### BRANO SCELTO
****************

Un mantra e un simbolo che viene inciso sui muri anche attraverso il codice 800A, come ci spiega la ragazza: “800A non è altro che la censura che una mano pudica ha voluto fare, mascherando questa parola scritta sui muri, e pertanto più visibile e più facile da camuffare. Quindi la S è diventata un otto, la U e la C sono diventati due zeri, e l’unica cosa che è rimasta è la A”.
Una differenza sottile fra il simbolo 800A e la parola suca, che hanno assunto due ruoli diversi nell’interpretazione: “Essendo un’analisi semiotica io mi concentro nel dire che la parola suca è un significante (l’immagine della parola, le quattro lettere) che si distacca quasi del tutto dal suo significato vero e proprio per acquisire tantissime altre sfumature di senso. Il contrario di ciò che avviene nell’800A dove il significante si riappropria di quel significato originario, perché non può significare nient’altro. Solo che per decriptarla devi far parte di questa comunità linguistica. Devi essere palermitano per riuscire a capire il messaggio”.
L’esempio ci è fornito da Rosario Fiorello che, durante la consegna del famoso tapiro d’oro di Striscia La notizia, ha inviato un saluto scherzoso ai conterranei Ficarra&Picone composto dal solo 800A, che sicuramente non è stato capito dalla maggior parte degli italiani. Ma se il codice 800A è rigido nella sua forma e nel suo contenuto, lo stesso non si può dire della parola suca.
“Il termine suca non perde del tutto il suo contenuto volgare, – ci spiega la neolaureata – però viene utilizzato in contesti e in situazioni che di volta in volta negoziano il suo significato, quindi cambia a seconda del supporto in cui viene scritto o come è stato scritto. Tanto che nella tesi parto da un corpus molto folto di immagini prese dalla pagina Instagram SucaForte, un progetto del grafico palermitano Giulio Bordonaro, che raccoglie tutti gli scatti realizzati in giro per l’Italia, e non solo, che ritraggono la parola”.

****************

### I DATI
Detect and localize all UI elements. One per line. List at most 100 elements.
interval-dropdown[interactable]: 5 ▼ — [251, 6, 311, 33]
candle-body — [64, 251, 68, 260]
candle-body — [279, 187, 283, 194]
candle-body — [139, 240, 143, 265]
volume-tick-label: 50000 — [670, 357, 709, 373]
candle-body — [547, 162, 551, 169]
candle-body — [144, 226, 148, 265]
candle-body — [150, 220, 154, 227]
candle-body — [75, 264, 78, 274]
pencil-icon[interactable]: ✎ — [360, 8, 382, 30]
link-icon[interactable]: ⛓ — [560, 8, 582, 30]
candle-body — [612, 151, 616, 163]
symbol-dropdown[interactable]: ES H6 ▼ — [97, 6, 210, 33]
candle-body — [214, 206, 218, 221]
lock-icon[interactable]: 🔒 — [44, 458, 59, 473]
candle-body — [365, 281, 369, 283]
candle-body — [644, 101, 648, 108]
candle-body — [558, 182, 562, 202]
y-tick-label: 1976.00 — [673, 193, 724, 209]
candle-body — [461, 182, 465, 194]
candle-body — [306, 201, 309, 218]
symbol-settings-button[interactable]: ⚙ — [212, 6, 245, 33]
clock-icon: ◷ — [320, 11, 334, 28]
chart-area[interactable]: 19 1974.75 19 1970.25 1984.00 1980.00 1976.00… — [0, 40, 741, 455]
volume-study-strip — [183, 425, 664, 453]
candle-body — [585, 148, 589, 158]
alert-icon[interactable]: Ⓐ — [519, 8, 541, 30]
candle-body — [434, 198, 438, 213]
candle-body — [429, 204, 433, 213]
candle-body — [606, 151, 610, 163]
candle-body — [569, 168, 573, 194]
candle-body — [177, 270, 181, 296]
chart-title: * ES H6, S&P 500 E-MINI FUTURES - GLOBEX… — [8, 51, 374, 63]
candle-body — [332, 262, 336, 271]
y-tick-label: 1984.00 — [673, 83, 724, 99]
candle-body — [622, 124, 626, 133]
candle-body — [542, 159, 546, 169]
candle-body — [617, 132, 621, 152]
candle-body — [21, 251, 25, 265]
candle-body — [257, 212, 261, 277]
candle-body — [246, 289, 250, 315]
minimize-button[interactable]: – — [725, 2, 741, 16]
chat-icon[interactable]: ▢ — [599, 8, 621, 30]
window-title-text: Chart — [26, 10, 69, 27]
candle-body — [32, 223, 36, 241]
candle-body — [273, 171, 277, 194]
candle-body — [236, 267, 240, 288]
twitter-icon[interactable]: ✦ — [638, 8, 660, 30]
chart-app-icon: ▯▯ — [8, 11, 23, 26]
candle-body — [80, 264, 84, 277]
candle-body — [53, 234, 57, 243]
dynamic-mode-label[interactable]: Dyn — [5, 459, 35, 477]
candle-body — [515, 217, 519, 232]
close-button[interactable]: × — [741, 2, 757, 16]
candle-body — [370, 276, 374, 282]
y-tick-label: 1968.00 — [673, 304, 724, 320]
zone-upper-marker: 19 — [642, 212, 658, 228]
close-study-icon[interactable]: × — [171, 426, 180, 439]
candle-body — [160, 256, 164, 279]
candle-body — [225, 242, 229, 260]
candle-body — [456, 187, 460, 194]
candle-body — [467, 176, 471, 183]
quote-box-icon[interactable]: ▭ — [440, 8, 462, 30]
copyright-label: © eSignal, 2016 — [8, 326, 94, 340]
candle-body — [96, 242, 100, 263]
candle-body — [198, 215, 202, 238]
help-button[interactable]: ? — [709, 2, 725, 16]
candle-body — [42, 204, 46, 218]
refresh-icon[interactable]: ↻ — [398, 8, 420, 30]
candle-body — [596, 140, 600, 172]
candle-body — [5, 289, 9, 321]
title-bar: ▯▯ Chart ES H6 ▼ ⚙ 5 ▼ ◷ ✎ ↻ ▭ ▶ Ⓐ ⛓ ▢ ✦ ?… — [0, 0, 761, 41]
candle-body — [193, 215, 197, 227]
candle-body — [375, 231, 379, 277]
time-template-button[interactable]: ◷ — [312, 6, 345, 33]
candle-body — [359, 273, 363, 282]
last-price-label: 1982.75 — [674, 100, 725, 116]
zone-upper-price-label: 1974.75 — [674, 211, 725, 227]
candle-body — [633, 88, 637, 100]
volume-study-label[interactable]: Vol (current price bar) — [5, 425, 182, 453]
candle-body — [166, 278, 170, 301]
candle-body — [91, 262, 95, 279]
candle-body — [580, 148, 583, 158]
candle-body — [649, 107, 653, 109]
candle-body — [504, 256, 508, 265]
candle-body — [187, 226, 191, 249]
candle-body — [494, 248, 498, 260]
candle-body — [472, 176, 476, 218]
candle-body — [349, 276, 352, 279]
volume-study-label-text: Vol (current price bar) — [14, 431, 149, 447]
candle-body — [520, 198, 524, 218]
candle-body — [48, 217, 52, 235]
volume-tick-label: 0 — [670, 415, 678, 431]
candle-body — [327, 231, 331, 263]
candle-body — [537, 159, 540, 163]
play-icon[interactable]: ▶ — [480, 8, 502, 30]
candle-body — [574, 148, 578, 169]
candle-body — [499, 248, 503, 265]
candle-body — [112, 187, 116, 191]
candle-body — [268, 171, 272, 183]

****************

### COMPITI DA SVOLGERE
(1) Secondo il brano scelto, perché nel codice 800A il significante si riappropria del significato originario? Rispondi in una-tre frasi.
(2) Prosegui il brano sulla parola suca e sul codice 800A dopo la sua ultima frase.

### SOLUZIONI DELL'ESERCIZIO
(1) Perché l'800A non può significare nient'altro. Con la parola suca avviene il contrario: il significante si distacca quasi del tutto dal suo significato vero e proprio e acquisisce tantissime altre sfumature di senso.

(2)
Il vocabolo ha infatti interessato anche la Spagna, raccogliendo la testimonianza del fenomeno migratorio siciliano, e arriva nel campo del merchandising con magliette e spille, oltre che l’uso da parte di alcuni vignettisti. Inoltre questa tesi focalizza l’attenzione sull’importanza della street art per veicolare significati e immagini d’uso quotidiano, ma è anche una tematica controversa fra chi sostiene che i murales deturpano la città.
“È un cane che si morde la coda. – continua – Si dicono tante cose sulla street art e ci sono tanti approcci, istituzionali e non. Alcuni preferiscono fare i duri e puri e non dialogare con le istituzioni e c’è chi collabora con la pubblica amministrazione per la riqualifica di determinate aree, ed è quest’ultimo il suo significato principe. Non risolve mai i problemi di un quartiere degradato ma riesce ad essere un punto di partenza. Come ad esempio il quartiere Borgo Vecchio di Palermo dove uno street art di Como, Ema Jons, chiamato dall’associazione Onlus “Per esempio”, ha coinvolto i bambini in età scolastica a disegnare e realizzare murales per la città. Si è creato un vero e proprio attaccamento di questi ragazzi all’arte visiva da loro realizzata”.
E se è stata la curiosità ad animare lo studio di Alessandra Agola intorno a questo fenomeno sociale, partendo dai murales della sua città, la curiosità è anche la chiave di lettura per un buon rendimento universitario e una piena consapevolezza dei propri progetti di vita.
“Bisogna avere tanta curiosità per il mondo che ci circonda: chiedersi il perché delle cose! – conclude Alessandra – Tanti prendono l’università alla leggera, provando gli studi prima di introdursi nel mondo del lavoro piuttosto che animati da una vera passione. In realtà bisogna veramente appassionarsi a ciò che si studia, perché solamente così si può andare avanti nella ricerca e portare la nostra istruzione isolana ad un livello ancora più alto”.